## Instructions to follow
Go through the records and give each one again exactly.

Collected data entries
###
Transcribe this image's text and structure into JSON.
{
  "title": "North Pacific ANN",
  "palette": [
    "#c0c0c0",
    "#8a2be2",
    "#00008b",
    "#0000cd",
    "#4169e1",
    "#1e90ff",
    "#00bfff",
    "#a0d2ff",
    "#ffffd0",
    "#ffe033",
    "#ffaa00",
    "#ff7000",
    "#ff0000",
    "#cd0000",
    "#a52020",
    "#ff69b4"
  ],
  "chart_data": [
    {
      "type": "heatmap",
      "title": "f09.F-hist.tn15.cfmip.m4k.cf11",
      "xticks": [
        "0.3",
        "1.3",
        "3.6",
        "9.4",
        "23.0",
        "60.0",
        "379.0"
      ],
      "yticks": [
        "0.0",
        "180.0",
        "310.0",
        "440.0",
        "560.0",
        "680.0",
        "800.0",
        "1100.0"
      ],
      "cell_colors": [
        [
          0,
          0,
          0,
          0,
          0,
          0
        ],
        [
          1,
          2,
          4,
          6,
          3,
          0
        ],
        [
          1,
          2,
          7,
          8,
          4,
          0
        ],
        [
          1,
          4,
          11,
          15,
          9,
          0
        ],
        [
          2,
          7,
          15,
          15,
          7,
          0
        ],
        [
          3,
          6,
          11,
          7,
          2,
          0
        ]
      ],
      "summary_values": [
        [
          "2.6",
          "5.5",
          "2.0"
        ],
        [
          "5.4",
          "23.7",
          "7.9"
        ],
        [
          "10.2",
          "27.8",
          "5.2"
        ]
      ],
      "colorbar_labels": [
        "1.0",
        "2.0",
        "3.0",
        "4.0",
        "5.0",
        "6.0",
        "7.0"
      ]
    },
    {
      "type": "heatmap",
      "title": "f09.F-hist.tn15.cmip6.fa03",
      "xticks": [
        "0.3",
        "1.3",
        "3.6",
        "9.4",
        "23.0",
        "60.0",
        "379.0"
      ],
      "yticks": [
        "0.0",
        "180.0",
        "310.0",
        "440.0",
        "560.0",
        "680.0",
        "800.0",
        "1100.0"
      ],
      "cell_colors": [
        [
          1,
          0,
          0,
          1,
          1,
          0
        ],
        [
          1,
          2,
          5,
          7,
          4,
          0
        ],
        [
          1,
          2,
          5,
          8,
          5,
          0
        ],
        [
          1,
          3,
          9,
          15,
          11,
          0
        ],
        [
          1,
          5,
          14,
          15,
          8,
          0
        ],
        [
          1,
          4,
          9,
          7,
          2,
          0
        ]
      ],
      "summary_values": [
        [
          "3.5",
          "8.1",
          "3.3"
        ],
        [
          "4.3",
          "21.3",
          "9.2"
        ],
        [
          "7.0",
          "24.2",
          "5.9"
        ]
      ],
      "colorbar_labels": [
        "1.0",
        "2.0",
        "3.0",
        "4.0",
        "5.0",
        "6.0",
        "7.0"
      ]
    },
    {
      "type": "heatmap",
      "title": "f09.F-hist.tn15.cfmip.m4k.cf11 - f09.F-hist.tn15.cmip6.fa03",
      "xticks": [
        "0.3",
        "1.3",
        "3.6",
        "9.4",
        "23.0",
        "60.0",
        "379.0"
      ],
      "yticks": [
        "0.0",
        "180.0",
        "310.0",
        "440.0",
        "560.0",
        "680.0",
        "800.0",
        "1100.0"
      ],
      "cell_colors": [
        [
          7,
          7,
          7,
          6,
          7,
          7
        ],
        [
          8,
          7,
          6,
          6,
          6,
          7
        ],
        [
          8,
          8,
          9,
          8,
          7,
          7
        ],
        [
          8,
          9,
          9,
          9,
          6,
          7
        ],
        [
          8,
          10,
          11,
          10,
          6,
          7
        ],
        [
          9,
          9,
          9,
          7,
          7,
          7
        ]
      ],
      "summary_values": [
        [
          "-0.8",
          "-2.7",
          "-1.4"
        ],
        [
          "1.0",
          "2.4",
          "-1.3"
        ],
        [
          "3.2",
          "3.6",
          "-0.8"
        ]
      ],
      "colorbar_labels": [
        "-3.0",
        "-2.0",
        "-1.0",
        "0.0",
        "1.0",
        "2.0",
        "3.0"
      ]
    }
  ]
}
###
## Result below
Transcribe this image's text and structure into JSON.
{
  "title": "North Pacific ANN",
  "palette": [
    "#c0c0c0",
    "#8a2be2",
    "#00008b",
    "#0000cd",
    "#4169e1",
    "#1e90ff",
    "#00bfff",
    "#a0d2ff",
    "#ffffd0",
    "#ffe033",
    "#ffaa00",
    "#ff7000",
    "#ff0000",
    "#cd0000",
    "#a52020",
    "#ff69b4"
  ],
  "chart_data": [
    {
      "type": "heatmap",
      "title": "f09.F-hist.tn15.cfmip.m4k.cf11",
      "xticks": [
        "0.3",
        "1.3",
        "3.6",
        "9.4",
        "23.0",
        "60.0",
        "379.0"
      ],
      "yticks": [
        "0.0",
        "180.0",
        "310.0",
        "440.0",
        "560.0",
        "680.0",
        "800.0",
        "1100.0"
      ],
      "cell_colors": [
        [
          0,
          0,
          0,
          0,
          0,
          0
        ],
        [
          1,
          2,
          4,
          6,
          3,
          0
        ],
        [
          1,
          2,
          7,
          8,
          4,
          0
        ],
        [
          1,
          4,
          11,
          15,
          9,
          0
        ],
        [
          2,
          7,
          15,
          15,
          7,
          0
        ],
        [
          3,
          6,
          11,
          7,
          2,
          0
        ]
      ],
      "summary_values": [
        [
          "2.6",
          "5.5",
          "2.0"
        ],
        [
          "5.4",
          "23.7",
          "7.9"
        ],
        [
          "10.2",
          "27.8",
          "5.2"
        ]
      ],
      "colorbar_labels": [
        "1.0",
        "2.0",
        "3.0",
        "4.0",
        "5.0",
        "6.0",
        "7.0"
      ]
    },
    {
      "type": "heatmap",
      "title": "f09.F-hist.tn15.cmip6.fa03",
      "xticks": [
        "0.3",
        "1.3",
        "3.6",
        "9.4",
        "23.0",
        "60.0",
        "379.0"
      ],
      "yticks": [
        "0.0",
        "180.0",
        "310.0",
        "440.0",
        "560.0",
        "680.0",
        "800.0",
        "1100.0"
      ],
      "cell_colors": [
        [
          1,
          0,
          0,
          1,
          1,
          0
        ],
        [
          1,
          2,
          5,
          7,
          4,
          0
        ],
        [
          1,
          2,
          5,
          8,
          5,
          0
        ],
        [
          1,
          3,
          9,
          15,
          11,
          0
        ],
        [
          1,
          5,
          14,
          15,
          8,
          0
        ],
        [
          1,
          4,
          9,
          7,
          2,
          0
        ]
      ],
      "summary_values": [
        [
          "3.5",
          "8.1",
          "3.3"
        ],
        [
          "4.3",
          "21.3",
          "9.2"
        ],
        [
          "7.0",
          "24.2",
          "5.9"
        ]
      ],
      "colorbar_labels": [
        "1.0",
        "2.0",
        "3.0",
        "4.0",
        "5.0",
        "6.0",
        "7.0"
      ]
    },
    {
      "type": "heatmap",
      "title": "f09.F-hist.tn15.cfmip.m4k.cf11 - f09.F-hist.tn15.cmip6.fa03",
      "xticks": [
        "0.3",
        "1.3",
        "3.6",
        "9.4",
        "23.0",
        "60.0",
        "379.0"
      ],
      "yticks": [
        "0.0",
        "180.0",
        "310.0",
        "440.0",
        "560.0",
        "680.0",
        "800.0",
        "1100.0"
      ],
      "cell_colors": [
        [
          7,
          7,
          7,
          6,
          7,
          7
        ],
        [
          8,
          7,
          6,
          6,
          6,
          7
        ],
        [
          8,
          8,
          9,
          8,
          7,
          7
        ],
        [
          8,
          9,
          9,
          9,
          6,
          7
        ],
        [
          8,
          10,
          11,
          10,
          6,
          7
        ],
        [
          9,
          9,
          9,
          7,
          7,
          7
        ]
      ],
      "summary_values": [
        [
          "-0.8",
          "-2.7",
          "-1.4"
        ],
        [
          "1.0",
          "2.4",
          "-1.3"
        ],
        [
          "3.2",
          "3.6",
          "-0.8"
        ]
      ],
      "colorbar_labels": [
        "-3.0",
        "-2.0",
        "-1.0",
        "0.0",
        "1.0",
        "2.0",
        "3.0"
      ]
    }
  ]
}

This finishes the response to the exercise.